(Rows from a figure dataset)
----

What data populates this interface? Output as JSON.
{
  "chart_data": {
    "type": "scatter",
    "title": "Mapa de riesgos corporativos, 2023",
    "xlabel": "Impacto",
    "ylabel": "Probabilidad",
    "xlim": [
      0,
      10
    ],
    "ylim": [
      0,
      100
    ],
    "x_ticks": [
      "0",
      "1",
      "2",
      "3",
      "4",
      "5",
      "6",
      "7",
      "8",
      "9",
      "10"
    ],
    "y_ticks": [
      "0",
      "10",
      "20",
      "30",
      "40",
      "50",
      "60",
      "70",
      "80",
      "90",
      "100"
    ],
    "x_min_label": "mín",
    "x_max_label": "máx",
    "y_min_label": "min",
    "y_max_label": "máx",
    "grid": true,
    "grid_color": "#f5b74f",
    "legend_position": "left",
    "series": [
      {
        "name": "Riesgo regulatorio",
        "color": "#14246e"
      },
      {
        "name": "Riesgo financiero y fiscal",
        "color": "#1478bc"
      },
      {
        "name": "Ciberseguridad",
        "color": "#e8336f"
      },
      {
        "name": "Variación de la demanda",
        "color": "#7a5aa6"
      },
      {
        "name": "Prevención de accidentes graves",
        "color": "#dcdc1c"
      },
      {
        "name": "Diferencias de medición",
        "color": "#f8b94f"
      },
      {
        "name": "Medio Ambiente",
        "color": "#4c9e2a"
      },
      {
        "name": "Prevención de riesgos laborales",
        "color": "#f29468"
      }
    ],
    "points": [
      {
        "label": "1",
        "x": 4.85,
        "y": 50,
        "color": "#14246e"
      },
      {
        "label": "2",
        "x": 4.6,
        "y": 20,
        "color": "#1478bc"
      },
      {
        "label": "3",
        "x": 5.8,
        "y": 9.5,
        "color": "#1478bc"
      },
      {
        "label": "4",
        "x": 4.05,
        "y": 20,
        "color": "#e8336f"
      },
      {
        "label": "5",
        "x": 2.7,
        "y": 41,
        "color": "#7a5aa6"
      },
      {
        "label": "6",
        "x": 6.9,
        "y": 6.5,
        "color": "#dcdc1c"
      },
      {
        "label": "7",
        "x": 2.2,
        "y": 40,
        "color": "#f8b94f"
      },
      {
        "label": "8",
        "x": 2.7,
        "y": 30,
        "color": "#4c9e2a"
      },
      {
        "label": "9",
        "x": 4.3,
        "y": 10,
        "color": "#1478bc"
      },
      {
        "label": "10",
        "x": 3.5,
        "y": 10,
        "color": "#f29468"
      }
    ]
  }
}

----

**Problem to work on**. Give the records above again, word for word.

**Full answer**.
What data populates this interface? Output as JSON.
{
  "chart_data": {
    "type": "scatter",
    "title": "Mapa de riesgos corporativos, 2023",
    "xlabel": "Impacto",
    "ylabel": "Probabilidad",
    "xlim": [
      0,
      10
    ],
    "ylim": [
      0,
      100
    ],
    "x_ticks": [
      "0",
      "1",
      "2",
      "3",
      "4",
      "5",
      "6",
      "7",
      "8",
      "9",
      "10"
    ],
    "y_ticks": [
      "0",
      "10",
      "20",
      "30",
      "40",
      "50",
      "60",
      "70",
      "80",
      "90",
      "100"
    ],
    "x_min_label": "mín",
    "x_max_label": "máx",
    "y_min_label": "min",
    "y_max_label": "máx",
    "grid": true,
    "grid_color": "#f5b74f",
    "legend_position": "left",
    "series": [
      {
        "name": "Riesgo regulatorio",
        "color": "#14246e"
      },
      {
        "name": "Riesgo financiero y fiscal",
        "color": "#1478bc"
      },
      {
        "name": "Ciberseguridad",
        "color": "#e8336f"
      },
      {
        "name": "Variación de la demanda",
        "color": "#7a5aa6"
      },
      {
        "name": "Prevención de accidentes graves",
        "color": "#dcdc1c"
      },
      {
        "name": "Diferencias de medición",
        "color": "#f8b94f"
      },
      {
        "name": "Medio Ambiente",
        "color": "#4c9e2a"
      },
      {
        "name": "Prevención de riesgos laborales",
        "color": "#f29468"
      }
    ],
    "points": [
      {
        "label": "1",
        "x": 4.85,
        "y": 50,
        "color": "#14246e"
      },
      {
        "label": "2",
        "x": 4.6,
        "y": 20,
        "color": "#1478bc"
      },
      {
        "label": "3",
        "x": 5.8,
        "y": 9.5,
        "color": "#1478bc"
      },
      {
        "label": "4",
        "x": 4.05,
        "y": 20,
        "color": "#e8336f"
      },
      {
        "label": "5",
        "x": 2.7,
        "y": 41,
        "color": "#7a5aa6"
      },
      {
        "label": "6",
        "x": 6.9,
        "y": 6.5,
        "color": "#dcdc1c"
      },
      {
        "label": "7",
        "x": 2.2,
        "y": 40,
        "color": "#f8b94f"
      },
      {
        "label": "8",
        "x": 2.7,
        "y": 30,
        "color": "#4c9e2a"
      },
      {
        "label": "9",
        "x": 4.3,
        "y": 10,
        "color": "#1478bc"
      },
      {
        "label": "10",
        "x": 3.5,
        "y": 10,
        "color": "#f29468"
      }
    ]
  }
}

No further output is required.